Extract to read =
****************************************

Time/Place
This meeting is a hybrid teleconference and IRC chat. Anyone is welcome to join...here's the info:
- Time: 11:00am Eastern Daylight Time US (UTC-4)
- U.S.A/Canada toll free: 866-740-1260, participant code: 2257295
- International toll free: http://www.readytalk.com/intl
- Use the above link and input 2257295 and the country you are calling from to get your country's toll-free dial-in number
- Once on the call, enter participant code 2257295
- IRC:
- Join the #duraspace-ff chat room via Freenode Web IRC (enter a unique nick)
- Or point your IRC client to #duraspace-ff on irc.freenode.net
Attendees
Agenda
- 4.0 Features, raise any comments/concerns now
- Development focus on reaching 4.0
- Single-node Transactions issue
- Cluster, how do we get over the hump?
- other...?
Minutes
- 4.0 Release features
- Andrew: walkthrough of feature groups: candidates for beta/4.0 release, then others (prioritized, unprioritized, parallel feature development in Hydra/Islandora)
- Timeline: 4.0 Beta by end of Q1 (April), 4.0 point release by end of Q2
- Short-term goal: communicate to community, stakeholders the concrete timeline and set of features for the 4.0 release
- Andrew: what do the developers think of the candidate feature list and timeline?
- Scott: any features on the list in danger of slowing down the project, its release?
- Andrew: none of the features proposed cover 100% of the use cases associated with them, but they are all on track to deliver some of the requested functionality for the initial release. The only risky feature is clustering; we need to get it to work, and we need to get it performant (faster than single node, faster than Fedora 3, for CRUD operations)
- Stefano: timeline for releasing robust content modelling features?
- Andrew: Stefano is working on a branch for testing, developing complex CNDs and node types. Goals:
- Get a branch that builds
- Get others to test it out
- Stefano: Goal: he'll get a working branch by end of Q1
- Scott: Also: documentation for how you create, manipulate CNDs and objects, once his branch is in working order
(Andrew asks Stefano to make sure he lets others know he's working on a branch when describing build problems on the tech list, to avoid confusion about the state of master) - Stefano: Connector/sequencer features (Fedora/JMS connectors, Fedora/Modeshape filesystem connector)?
- Andrew: Implement the Fedora interface wrapper around the Modeshape filesystem connector interface: see Modeshape documentation, examples
- Frank, Osman: get clustering working
- Andrew: OK – we'll work on these listed features over the next month and a half.
- Single Node Transactions bug
- Kai, Mike Durbin, Adam working on it
- Background: overall Fedora 4 performance is slightly better than Fedora 3, but the session.save() method is costly in terms of performance. Goal of transactions: reduce the number of times we call session.save(), by bundling up several actions into a single transaction, then calling session.save() at the end of the transaction.

****************************************

Entries provided =

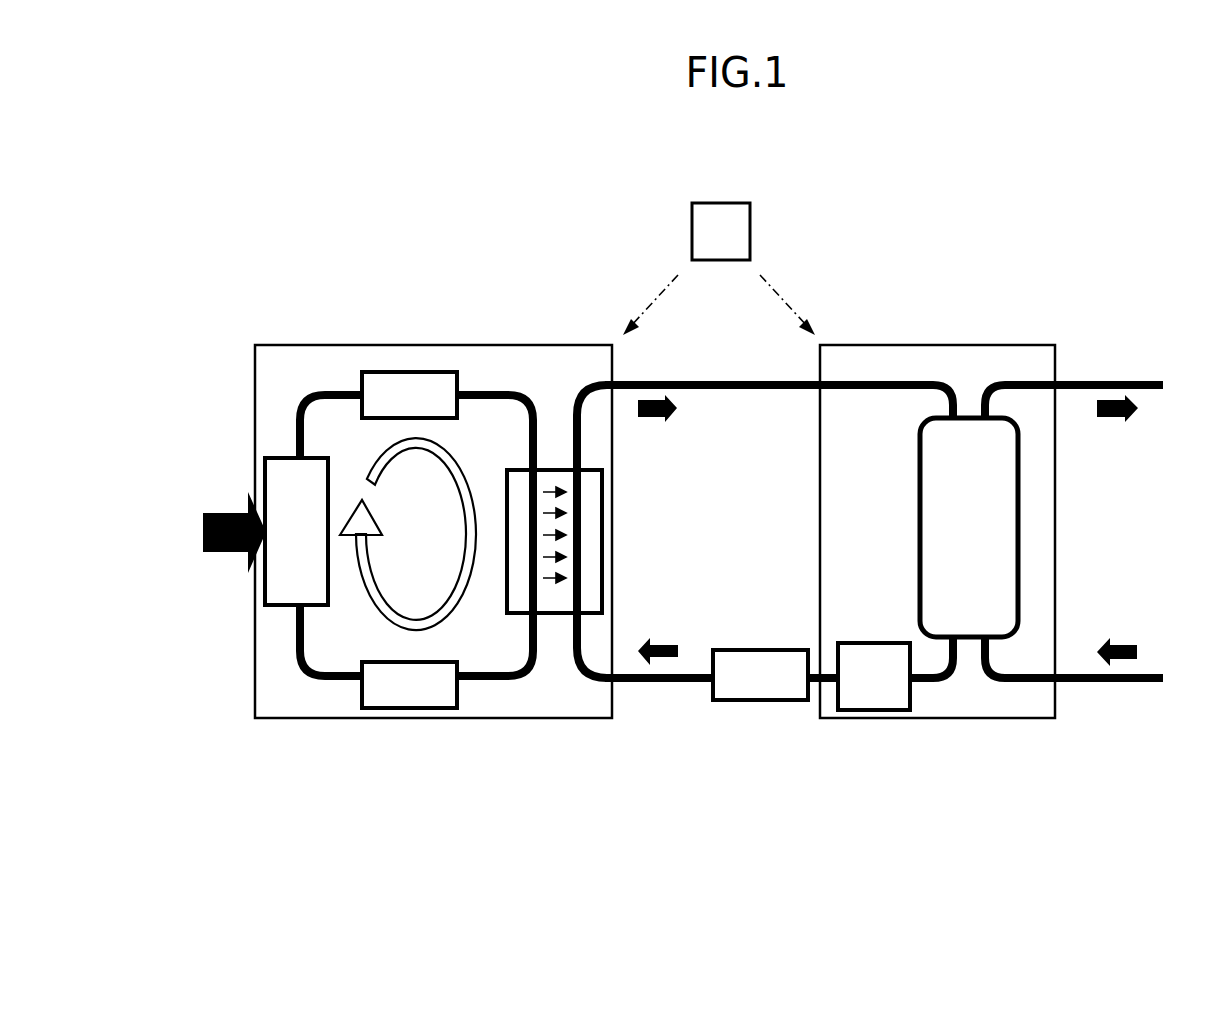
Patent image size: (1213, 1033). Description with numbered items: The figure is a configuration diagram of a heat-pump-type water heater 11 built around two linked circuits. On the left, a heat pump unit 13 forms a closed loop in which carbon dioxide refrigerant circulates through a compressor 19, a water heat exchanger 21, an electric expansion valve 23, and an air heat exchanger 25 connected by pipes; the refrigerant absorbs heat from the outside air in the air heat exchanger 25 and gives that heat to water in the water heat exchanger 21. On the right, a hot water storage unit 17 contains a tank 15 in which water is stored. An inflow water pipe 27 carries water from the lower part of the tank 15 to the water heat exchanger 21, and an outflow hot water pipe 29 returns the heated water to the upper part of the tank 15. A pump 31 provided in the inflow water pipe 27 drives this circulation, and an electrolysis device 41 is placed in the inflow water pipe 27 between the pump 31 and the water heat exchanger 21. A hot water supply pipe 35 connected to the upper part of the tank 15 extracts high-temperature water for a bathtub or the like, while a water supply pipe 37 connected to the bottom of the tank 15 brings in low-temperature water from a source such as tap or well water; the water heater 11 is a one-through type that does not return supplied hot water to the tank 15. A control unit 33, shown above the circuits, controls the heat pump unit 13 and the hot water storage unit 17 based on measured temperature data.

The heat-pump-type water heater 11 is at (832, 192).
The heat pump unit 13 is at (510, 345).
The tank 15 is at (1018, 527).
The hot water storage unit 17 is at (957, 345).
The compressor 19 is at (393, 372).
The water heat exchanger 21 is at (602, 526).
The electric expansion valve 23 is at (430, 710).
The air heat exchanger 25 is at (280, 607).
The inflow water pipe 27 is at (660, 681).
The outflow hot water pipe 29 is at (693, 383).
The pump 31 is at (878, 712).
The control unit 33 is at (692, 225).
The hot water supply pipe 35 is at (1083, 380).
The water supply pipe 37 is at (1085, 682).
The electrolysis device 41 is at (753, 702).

****************************************

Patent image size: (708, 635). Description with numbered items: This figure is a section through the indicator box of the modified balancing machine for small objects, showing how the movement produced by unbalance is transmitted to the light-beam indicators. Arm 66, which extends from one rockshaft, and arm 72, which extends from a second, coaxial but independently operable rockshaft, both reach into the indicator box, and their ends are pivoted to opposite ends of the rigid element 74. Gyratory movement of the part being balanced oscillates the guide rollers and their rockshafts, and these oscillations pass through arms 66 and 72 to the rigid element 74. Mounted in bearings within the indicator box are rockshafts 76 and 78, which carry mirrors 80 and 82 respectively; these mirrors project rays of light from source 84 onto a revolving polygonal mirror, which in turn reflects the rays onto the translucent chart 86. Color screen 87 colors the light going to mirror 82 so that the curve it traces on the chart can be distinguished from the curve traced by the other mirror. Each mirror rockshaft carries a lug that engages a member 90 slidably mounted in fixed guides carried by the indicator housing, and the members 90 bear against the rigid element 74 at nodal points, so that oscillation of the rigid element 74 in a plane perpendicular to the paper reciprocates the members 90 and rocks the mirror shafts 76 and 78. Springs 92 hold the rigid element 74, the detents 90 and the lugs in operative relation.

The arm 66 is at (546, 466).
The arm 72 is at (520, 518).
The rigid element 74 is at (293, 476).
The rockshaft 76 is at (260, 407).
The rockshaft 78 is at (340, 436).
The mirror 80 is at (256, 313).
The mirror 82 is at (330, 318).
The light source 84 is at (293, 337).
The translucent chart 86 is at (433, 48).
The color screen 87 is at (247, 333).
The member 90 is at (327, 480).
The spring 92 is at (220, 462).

****************************************

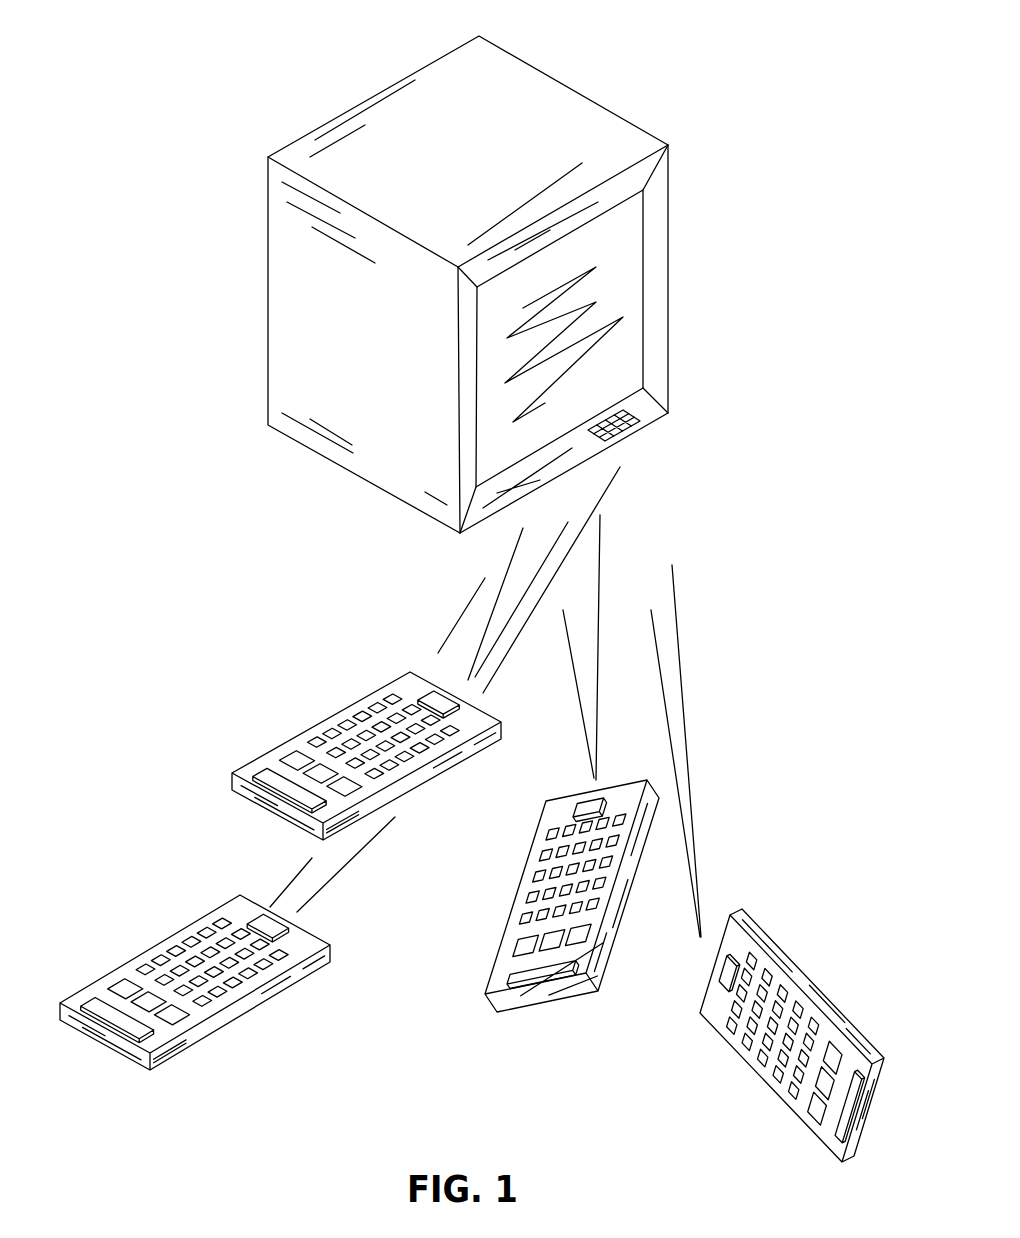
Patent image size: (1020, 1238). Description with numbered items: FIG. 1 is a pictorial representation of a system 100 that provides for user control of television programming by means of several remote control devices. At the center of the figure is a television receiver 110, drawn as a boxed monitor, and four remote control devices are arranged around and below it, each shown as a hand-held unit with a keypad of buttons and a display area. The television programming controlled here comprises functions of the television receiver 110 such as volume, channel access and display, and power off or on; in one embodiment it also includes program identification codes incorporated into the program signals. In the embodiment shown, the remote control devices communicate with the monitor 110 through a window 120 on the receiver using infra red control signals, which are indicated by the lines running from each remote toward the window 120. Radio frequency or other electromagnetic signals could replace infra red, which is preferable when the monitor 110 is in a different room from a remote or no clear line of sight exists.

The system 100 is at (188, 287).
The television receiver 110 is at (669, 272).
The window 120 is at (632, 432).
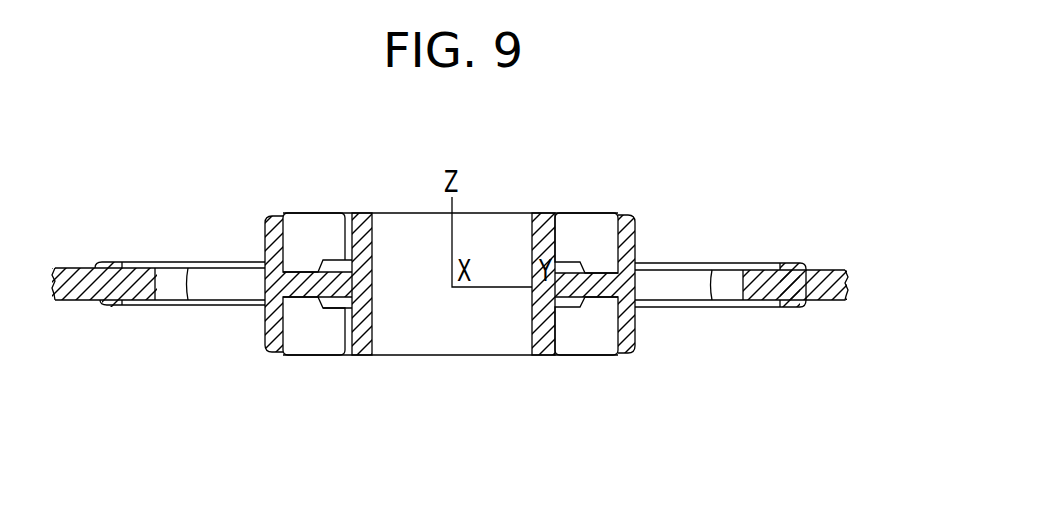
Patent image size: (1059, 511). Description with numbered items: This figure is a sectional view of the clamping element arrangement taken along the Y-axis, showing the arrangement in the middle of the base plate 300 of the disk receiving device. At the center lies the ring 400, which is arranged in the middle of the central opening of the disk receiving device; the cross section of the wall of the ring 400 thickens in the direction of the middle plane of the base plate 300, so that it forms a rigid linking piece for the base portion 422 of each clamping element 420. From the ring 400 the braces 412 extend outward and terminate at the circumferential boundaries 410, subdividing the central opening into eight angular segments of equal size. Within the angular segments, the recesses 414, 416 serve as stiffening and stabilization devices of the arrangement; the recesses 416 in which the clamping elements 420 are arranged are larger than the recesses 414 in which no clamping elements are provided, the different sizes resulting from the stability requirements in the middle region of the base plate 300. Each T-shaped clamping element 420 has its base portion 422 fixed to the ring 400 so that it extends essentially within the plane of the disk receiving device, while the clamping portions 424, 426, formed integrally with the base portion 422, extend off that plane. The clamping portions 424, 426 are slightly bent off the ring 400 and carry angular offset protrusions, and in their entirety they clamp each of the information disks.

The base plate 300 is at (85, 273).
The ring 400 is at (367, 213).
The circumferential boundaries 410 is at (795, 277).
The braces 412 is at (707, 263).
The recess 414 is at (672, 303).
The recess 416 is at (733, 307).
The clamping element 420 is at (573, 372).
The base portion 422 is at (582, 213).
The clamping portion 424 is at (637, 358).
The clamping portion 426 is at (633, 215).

****************************************

Given exercise =
In the meeting notes, which feature does Andrew call the only risky one?

Output of the task =
Clustering.